§ **Task brief**
Your task is to retype each line of the data below exactly.

* begin Data listing *

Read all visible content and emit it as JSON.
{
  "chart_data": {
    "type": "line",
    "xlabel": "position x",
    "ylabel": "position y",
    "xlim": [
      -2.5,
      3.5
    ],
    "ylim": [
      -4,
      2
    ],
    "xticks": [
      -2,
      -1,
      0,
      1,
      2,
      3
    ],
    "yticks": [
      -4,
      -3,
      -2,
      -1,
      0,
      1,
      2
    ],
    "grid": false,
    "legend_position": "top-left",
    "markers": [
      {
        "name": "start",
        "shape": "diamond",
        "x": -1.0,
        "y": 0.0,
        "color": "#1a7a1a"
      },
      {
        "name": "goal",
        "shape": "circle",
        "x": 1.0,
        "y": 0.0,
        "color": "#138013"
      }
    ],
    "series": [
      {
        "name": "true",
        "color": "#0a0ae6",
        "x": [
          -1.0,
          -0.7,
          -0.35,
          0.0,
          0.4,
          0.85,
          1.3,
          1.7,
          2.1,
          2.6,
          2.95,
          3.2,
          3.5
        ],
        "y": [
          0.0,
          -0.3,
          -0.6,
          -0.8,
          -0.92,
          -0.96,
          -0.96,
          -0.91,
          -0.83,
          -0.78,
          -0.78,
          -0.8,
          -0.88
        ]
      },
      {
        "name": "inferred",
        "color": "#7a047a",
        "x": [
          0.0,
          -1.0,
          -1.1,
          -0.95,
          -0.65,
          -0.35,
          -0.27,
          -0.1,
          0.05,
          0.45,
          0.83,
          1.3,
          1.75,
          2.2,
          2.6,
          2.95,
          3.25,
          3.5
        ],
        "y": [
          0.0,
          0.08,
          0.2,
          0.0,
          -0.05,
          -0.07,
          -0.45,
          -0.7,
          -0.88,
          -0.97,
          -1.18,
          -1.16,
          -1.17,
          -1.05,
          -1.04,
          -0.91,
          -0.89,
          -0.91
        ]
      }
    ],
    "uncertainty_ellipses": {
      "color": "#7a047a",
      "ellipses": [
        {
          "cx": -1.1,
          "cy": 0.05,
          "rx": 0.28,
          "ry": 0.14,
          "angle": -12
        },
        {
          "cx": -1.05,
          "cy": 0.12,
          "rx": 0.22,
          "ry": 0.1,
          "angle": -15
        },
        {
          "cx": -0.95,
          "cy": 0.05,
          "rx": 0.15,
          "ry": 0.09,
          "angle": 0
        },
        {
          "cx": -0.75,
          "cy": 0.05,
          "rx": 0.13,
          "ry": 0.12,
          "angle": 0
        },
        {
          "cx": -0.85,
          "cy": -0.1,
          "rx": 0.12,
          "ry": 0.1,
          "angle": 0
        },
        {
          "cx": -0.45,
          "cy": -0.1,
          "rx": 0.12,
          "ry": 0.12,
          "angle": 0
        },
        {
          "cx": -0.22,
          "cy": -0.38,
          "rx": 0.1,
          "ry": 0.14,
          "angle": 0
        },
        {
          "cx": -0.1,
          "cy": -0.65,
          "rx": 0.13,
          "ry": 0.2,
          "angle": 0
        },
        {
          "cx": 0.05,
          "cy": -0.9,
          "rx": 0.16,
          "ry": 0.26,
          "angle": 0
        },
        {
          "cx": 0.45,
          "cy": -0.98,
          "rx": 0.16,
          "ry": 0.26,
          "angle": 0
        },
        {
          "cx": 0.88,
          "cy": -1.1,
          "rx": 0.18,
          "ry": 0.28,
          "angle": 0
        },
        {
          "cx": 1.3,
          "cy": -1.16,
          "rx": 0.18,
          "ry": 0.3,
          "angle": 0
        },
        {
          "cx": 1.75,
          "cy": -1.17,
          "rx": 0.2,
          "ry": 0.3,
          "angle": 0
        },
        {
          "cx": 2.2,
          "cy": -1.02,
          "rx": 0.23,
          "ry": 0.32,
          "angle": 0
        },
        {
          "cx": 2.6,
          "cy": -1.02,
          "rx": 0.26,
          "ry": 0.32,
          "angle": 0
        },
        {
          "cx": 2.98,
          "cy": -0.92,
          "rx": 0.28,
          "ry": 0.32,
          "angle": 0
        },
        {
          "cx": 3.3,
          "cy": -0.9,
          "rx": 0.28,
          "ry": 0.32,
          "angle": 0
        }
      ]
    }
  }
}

* end Data listing *

§ **Expected answer**
Read all visible content and emit it as JSON.
{
  "chart_data": {
    "type": "line",
    "xlabel": "position x",
    "ylabel": "position y",
    "xlim": [
      -2.5,
      3.5
    ],
    "ylim": [
      -4,
      2
    ],
    "xticks": [
      -2,
      -1,
      0,
      1,
      2,
      3
    ],
    "yticks": [
      -4,
      -3,
      -2,
      -1,
      0,
      1,
      2
    ],
    "grid": false,
    "legend_position": "top-left",
    "markers": [
      {
        "name": "start",
        "shape": "diamond",
        "x": -1.0,
        "y": 0.0,
        "color": "#1a7a1a"
      },
      {
        "name": "goal",
        "shape": "circle",
        "x": 1.0,
        "y": 0.0,
        "color": "#138013"
      }
    ],
    "series": [
      {
        "name": "true",
        "color": "#0a0ae6",
        "x": [
          -1.0,
          -0.7,
          -0.35,
          0.0,
          0.4,
          0.85,
          1.3,
          1.7,
          2.1,
          2.6,
          2.95,
          3.2,
          3.5
        ],
        "y": [
          0.0,
          -0.3,
          -0.6,
          -0.8,
          -0.92,
          -0.96,
          -0.96,
          -0.91,
          -0.83,
          -0.78,
          -0.78,
          -0.8,
          -0.88
        ]
      },
      {
        "name": "inferred",
        "color": "#7a047a",
        "x": [
          0.0,
          -1.0,
          -1.1,
          -0.95,
          -0.65,
          -0.35,
          -0.27,
          -0.1,
          0.05,
          0.45,
          0.83,
          1.3,
          1.75,
          2.2,
          2.6,
          2.95,
          3.25,
          3.5
        ],
        "y": [
          0.0,
          0.08,
          0.2,
          0.0,
          -0.05,
          -0.07,
          -0.45,
          -0.7,
          -0.88,
          -0.97,
          -1.18,
          -1.16,
          -1.17,
          -1.05,
          -1.04,
          -0.91,
          -0.89,
          -0.91
        ]
      }
    ],
    "uncertainty_ellipses": {
      "color": "#7a047a",
      "ellipses": [
        {
          "cx": -1.1,
          "cy": 0.05,
          "rx": 0.28,
          "ry": 0.14,
          "angle": -12
        },
        {
          "cx": -1.05,
          "cy": 0.12,
          "rx": 0.22,
          "ry": 0.1,
          "angle": -15
        },
        {
          "cx": -0.95,
          "cy": 0.05,
          "rx": 0.15,
          "ry": 0.09,
          "angle": 0
        },
        {
          "cx": -0.75,
          "cy": 0.05,
          "rx": 0.13,
          "ry": 0.12,
          "angle": 0
        },
        {
          "cx": -0.85,
          "cy": -0.1,
          "rx": 0.12,
          "ry": 0.1,
          "angle": 0
        },
        {
          "cx": -0.45,
          "cy": -0.1,
          "rx": 0.12,
          "ry": 0.12,
          "angle": 0
        },
        {
          "cx": -0.22,
          "cy": -0.38,
          "rx": 0.1,
          "ry": 0.14,
          "angle": 0
        },
        {
          "cx": -0.1,
          "cy": -0.65,
          "rx": 0.13,
          "ry": 0.2,
          "angle": 0
        },
        {
          "cx": 0.05,
          "cy": -0.9,
          "rx": 0.16,
          "ry": 0.26,
          "angle": 0
        },
        {
          "cx": 0.45,
          "cy": -0.98,
          "rx": 0.16,
          "ry": 0.26,
          "angle": 0
        },
        {
          "cx": 0.88,
          "cy": -1.1,
          "rx": 0.18,
          "ry": 0.28,
          "angle": 0
        },
        {
          "cx": 1.3,
          "cy": -1.16,
          "rx": 0.18,
          "ry": 0.3,
          "angle": 0
        },
        {
          "cx": 1.75,
          "cy": -1.17,
          "rx": 0.2,
          "ry": 0.3,
          "angle": 0
        },
        {
          "cx": 2.2,
          "cy": -1.02,
          "rx": 0.23,
          "ry": 0.32,
          "angle": 0
        },
        {
          "cx": 2.6,
          "cy": -1.02,
          "rx": 0.26,
          "ry": 0.32,
          "angle": 0
        },
        {
          "cx": 2.98,
          "cy": -0.92,
          "rx": 0.28,
          "ry": 0.32,
          "angle": 0
        },
        {
          "cx": 3.3,
          "cy": -0.9,
          "rx": 0.28,
          "ry": 0.32,
          "angle": 0
        }
      ]
    }
  }
}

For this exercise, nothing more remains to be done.